** START DATASET RECORDS **
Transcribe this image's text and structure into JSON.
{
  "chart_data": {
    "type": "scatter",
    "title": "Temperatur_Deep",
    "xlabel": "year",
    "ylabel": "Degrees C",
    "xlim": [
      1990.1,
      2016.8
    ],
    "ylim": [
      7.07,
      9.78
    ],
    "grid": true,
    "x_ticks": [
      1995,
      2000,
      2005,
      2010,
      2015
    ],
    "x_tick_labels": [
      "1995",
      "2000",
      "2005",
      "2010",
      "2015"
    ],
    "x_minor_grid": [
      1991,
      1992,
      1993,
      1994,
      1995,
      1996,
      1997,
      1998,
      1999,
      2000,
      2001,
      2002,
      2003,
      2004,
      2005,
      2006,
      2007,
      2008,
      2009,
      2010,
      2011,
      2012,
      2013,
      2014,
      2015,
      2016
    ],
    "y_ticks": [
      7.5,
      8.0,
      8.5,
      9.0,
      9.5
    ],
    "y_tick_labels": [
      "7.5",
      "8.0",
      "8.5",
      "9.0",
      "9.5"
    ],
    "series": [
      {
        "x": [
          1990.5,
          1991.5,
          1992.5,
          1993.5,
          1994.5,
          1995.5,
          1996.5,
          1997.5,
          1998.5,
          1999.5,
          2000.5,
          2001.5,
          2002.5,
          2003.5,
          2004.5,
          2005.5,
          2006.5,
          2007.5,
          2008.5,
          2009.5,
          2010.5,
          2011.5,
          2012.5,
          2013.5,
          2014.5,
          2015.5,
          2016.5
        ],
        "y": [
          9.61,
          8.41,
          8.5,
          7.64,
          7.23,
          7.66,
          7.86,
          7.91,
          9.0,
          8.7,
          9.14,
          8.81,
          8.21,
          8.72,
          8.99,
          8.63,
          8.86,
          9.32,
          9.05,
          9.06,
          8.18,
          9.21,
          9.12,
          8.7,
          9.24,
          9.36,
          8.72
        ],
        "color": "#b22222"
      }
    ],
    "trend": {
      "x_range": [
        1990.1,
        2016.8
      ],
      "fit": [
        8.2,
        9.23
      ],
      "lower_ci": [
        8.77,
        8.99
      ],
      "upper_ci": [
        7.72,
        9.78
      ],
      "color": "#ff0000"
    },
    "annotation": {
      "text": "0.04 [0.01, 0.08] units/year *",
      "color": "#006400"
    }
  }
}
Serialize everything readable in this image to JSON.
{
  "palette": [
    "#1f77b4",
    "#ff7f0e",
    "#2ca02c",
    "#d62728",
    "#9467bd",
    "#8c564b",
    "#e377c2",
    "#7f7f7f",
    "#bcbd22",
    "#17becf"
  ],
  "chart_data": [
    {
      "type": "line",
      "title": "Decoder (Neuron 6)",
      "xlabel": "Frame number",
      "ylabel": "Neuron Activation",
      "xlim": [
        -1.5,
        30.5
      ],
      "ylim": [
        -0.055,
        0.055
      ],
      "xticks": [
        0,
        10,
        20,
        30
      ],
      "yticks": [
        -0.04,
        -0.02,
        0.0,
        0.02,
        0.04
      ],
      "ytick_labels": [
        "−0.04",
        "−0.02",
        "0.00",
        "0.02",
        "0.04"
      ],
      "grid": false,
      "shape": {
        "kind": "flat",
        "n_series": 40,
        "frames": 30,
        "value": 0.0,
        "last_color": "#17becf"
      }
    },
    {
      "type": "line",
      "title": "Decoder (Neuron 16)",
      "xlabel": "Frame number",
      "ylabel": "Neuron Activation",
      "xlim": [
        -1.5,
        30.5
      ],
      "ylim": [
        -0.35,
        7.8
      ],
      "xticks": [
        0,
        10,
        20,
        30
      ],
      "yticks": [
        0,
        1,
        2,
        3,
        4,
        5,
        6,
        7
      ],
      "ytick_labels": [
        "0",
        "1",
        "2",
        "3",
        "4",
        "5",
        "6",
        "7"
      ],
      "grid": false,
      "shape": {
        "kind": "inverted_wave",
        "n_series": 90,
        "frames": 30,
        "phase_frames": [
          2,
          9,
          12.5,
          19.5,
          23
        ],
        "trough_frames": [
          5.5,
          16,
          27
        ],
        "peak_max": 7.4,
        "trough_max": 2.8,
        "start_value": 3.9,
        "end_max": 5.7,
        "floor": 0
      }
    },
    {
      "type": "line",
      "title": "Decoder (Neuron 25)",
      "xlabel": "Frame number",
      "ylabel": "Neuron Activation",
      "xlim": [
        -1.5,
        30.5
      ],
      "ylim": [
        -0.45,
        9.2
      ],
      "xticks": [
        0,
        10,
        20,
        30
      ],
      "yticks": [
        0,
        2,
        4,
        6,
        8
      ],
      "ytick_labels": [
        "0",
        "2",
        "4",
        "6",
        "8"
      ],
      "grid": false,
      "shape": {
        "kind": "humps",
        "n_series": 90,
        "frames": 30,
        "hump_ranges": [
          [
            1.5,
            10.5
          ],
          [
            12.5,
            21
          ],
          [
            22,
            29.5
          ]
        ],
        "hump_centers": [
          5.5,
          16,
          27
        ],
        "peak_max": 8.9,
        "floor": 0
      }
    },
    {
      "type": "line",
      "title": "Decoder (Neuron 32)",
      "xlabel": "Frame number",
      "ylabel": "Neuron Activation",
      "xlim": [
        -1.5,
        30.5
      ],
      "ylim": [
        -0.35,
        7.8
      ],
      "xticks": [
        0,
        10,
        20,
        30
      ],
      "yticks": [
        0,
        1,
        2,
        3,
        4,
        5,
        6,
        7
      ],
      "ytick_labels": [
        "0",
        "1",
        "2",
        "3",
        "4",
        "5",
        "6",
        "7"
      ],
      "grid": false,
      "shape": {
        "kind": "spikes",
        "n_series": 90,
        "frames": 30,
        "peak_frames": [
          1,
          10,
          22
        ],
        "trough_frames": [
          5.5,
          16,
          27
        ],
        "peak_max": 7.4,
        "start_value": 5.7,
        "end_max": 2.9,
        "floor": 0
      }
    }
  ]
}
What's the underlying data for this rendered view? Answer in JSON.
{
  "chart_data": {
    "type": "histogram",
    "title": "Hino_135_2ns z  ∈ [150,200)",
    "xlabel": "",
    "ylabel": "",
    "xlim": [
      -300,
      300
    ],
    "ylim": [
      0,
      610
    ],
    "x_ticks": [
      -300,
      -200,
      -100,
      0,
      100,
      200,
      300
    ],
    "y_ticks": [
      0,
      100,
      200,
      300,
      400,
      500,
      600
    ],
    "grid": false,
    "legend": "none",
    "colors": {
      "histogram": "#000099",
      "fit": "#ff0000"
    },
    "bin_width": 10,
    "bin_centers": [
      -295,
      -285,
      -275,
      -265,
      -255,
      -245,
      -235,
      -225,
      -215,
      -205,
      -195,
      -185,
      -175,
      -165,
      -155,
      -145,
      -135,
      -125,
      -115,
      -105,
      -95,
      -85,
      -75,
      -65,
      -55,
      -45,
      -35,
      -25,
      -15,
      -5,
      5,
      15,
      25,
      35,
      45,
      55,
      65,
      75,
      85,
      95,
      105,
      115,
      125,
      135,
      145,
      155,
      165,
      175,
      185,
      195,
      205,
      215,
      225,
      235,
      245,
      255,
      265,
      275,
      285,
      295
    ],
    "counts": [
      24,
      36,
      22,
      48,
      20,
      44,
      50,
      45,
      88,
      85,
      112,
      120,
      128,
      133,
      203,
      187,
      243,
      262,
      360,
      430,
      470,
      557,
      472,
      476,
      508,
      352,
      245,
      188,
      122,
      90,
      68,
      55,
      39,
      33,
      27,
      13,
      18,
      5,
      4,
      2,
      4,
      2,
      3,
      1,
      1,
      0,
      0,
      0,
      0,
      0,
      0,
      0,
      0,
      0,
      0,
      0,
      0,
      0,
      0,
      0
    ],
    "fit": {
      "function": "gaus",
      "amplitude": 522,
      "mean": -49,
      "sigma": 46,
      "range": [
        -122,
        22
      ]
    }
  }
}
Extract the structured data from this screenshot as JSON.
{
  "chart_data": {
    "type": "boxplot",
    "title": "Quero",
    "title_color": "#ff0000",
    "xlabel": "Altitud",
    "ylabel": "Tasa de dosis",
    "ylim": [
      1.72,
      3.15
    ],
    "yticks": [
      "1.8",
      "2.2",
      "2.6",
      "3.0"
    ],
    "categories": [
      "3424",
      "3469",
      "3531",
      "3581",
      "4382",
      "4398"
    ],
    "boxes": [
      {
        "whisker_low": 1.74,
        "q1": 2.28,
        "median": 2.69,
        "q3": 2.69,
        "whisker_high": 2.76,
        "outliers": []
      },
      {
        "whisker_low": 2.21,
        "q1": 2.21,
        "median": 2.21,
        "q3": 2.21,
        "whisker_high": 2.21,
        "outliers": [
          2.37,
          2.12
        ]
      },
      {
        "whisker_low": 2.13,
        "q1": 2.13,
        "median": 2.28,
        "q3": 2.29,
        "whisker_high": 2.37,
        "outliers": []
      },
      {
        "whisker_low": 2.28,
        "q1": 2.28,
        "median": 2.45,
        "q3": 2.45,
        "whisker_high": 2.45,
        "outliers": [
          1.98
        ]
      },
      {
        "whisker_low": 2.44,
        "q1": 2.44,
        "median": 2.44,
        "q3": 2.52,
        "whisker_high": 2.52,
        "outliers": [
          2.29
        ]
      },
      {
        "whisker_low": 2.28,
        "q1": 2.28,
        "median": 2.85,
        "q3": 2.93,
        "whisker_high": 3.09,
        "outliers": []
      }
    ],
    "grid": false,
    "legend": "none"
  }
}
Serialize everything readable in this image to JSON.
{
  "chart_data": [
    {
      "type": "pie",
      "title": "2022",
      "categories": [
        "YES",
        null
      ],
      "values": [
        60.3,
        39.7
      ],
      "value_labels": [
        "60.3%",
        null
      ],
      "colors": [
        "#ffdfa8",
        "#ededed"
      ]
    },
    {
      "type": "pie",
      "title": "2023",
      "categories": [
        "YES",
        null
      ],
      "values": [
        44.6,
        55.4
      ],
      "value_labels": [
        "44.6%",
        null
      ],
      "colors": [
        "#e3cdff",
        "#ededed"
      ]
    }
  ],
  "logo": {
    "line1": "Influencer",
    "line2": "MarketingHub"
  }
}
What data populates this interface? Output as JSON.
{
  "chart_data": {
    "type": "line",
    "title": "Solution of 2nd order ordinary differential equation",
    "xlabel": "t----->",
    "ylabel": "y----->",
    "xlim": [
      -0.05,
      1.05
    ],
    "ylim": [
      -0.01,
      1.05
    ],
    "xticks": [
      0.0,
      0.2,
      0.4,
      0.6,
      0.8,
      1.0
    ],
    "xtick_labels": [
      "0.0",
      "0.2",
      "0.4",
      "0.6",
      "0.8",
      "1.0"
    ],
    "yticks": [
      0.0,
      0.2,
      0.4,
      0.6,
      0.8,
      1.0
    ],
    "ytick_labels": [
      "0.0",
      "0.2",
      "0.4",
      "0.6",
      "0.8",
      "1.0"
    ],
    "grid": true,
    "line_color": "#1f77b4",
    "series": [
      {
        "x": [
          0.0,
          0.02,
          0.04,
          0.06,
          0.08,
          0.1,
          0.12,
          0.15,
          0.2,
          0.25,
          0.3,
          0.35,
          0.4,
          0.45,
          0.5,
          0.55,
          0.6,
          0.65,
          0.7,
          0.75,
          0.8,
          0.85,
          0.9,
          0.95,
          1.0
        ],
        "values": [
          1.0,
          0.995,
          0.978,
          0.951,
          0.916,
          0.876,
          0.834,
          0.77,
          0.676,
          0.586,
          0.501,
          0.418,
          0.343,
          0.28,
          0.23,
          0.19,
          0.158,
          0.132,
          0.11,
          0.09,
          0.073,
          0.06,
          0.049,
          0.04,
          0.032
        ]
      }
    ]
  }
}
** END DATASET RECORDS **
• INSTRUCTIONS TO FOLLOW:
Find the lines that include the string "What", then copy each of them.

• TASK RESPONSE:
What's the underlying data for this rendered view? Answer in JSON.
What data populates this interface? Output as JSON.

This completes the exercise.